• What is required
Check each line of the records for "been"; collect those that have it.

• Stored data
· · · ·

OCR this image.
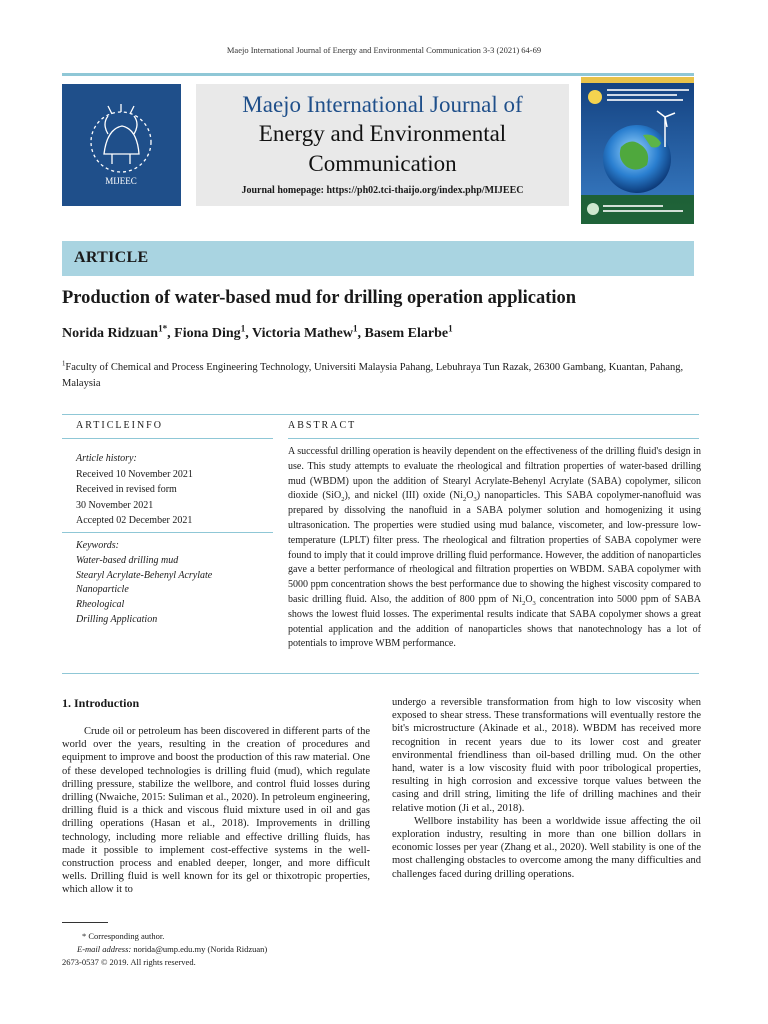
Maejo International Journal of Energy and Environmental Communication 3-3 (2021) 64-69
MIJEEC
Maejo International Journal of
Energy and Environmental
Communication
Journal homepage: https://ph02.tci-thaijo.org/index.php/MIJEEC
ARTICLE
Production of water-based mud for drilling operation application
Norida Ridzuan$^{1*}$, Fiona Ding$^1$, Victoria Mathew$^1$, Basem Elarbe$^1$
$^1$Faculty of Chemical and Process Engineering Technology, Universiti Malaysia Pahang, Lebuhraya Tun Razak, 26300 Gambang, Kuantan, Pahang, Malaysia
ARTICLEINFO	ABSTRACT
Article history:
Received 10 November 2021
Received in revised form
30 November 2021
Accepted 02 December 2021
Keywords:
Water-based drilling mud
Stearyl Acrylate-Behenyl Acrylate
Nanoparticle
Rheological
Drilling Application
A successful drilling operation is heavily dependent on the effectiveness of the drilling fluid's design in use. This study attempts to evaluate the rheological and filtration properties of water-based drilling mud (WBDM) upon the addition of Stearyl Acrylate-Behenyl Acrylate (SABA) copolymer, silicon dioxide (SiO$_2$), and nickel (III) oxide $(Ni_2O_3)$ nanoparticles. This SABA copolymer-nanofluid was prepared by dissolving the nanofluid in a SABA polymer solution and homogenizing it using ultrasonication. The properties were studied using mud balance, viscometer, and low-pressure low-temperature (LPLT) filter press. The rheological and filtration properties of SABA copolymer were found to imply that it could improve drilling fluid performance. However, the addition of nanoparticles gave a better performance of rheological and filtration properties on WBDM. SABA copolymer with 5000 ppm concentration shows the best performance due to showing the highest viscosity compared to basic drilling fluid. Also, the addition of 800 ppm of $Ni_2O_3$ concentration into 5000 ppm of SABA shows the lowest fluid losses. The experimental results indicate that SABA copolymer shows a great potential application and the addition of nanoparticles shows that nanotechnology has a lot of potentials to improve WBM performance.
1. Introduction

Crude oil or petroleum has been discovered in different parts of the world over the years, resulting in the creation of procedures and equipment to improve and boost the production of this raw material. One of these developed technologies is drilling fluid (mud), which regulate drilling pressure, stabilize the wellbore, and control fluid losses during drilling (Nwaiche, 2015: Suliman et al., 2020). In petroleum engineering, drilling fluid is a thick and viscous fluid mixture used in oil and gas drilling operations (Hasan et al., 2018). Improvements in drilling technology, including more reliable and effective drilling fluids, has made it possible to implement cost-effective systems in the well-construction process and enabled deeper, longer, and more difficult wells. Drilling fluid is well known for its gel or thixotropic properties, which allow it to

undergo a reversible transformation from high to low viscosity when exposed to shear stress. These transformations will eventually restore the bit's microstructure (Akinade et al., 2018). WBDM has received more recognition in recent years due to its lower cost and greater environmental friendliness than oil-based drilling mud. On the other hand, water is a low viscosity fluid with poor tribological properties, resulting in high corrosion and excessive torque values between the casing and drill string, limiting the life of drilling machines and their relative motion (Ji et al., 2018).

Wellbore instability has been a worldwide issue affecting the oil exploration industry, resulting in more than one billion dollars in economic losses per year (Zhang et al., 2020). Well stability is one of the most challenging obstacles to overcome among the many difficulties and challenges faced during drilling operations.

* Corresponding author.
E-mail address: norida@ump.edu.my (Norida Ridzuan)
2673-0537 © 2019. All rights reserved.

· · · ·

• The output
Crude oil or petroleum has been discovered in different parts of the world over the years, resulting in the creation of procedures and equipment to improve and boost the production of this raw material. One of these developed technologies is drilling fluid (mud), which regulate drilling pressure, stabilize the wellbore, and control fluid losses during drilling (Nwaiche, 2015: Suliman et al., 2020). In petroleum engineering, drilling fluid is a thick and viscous fluid mixture used in oil and gas drilling operations (Hasan et al., 2018). Improvements in drilling technology, including more reliable and effective drilling fluids, has made it possible to implement cost-effective systems in the well-construction process and enabled deeper, longer, and more difficult wells. Drilling fluid is well known for its gel or thixotropic properties, which allow it to
Wellbore instability has been a worldwide issue affecting the oil exploration industry, resulting in more than one billion dollars in economic losses per year (Zhang et al., 2020). Well stability is one of the most challenging obstacles to overcome among the many difficulties and challenges faced during drilling operations.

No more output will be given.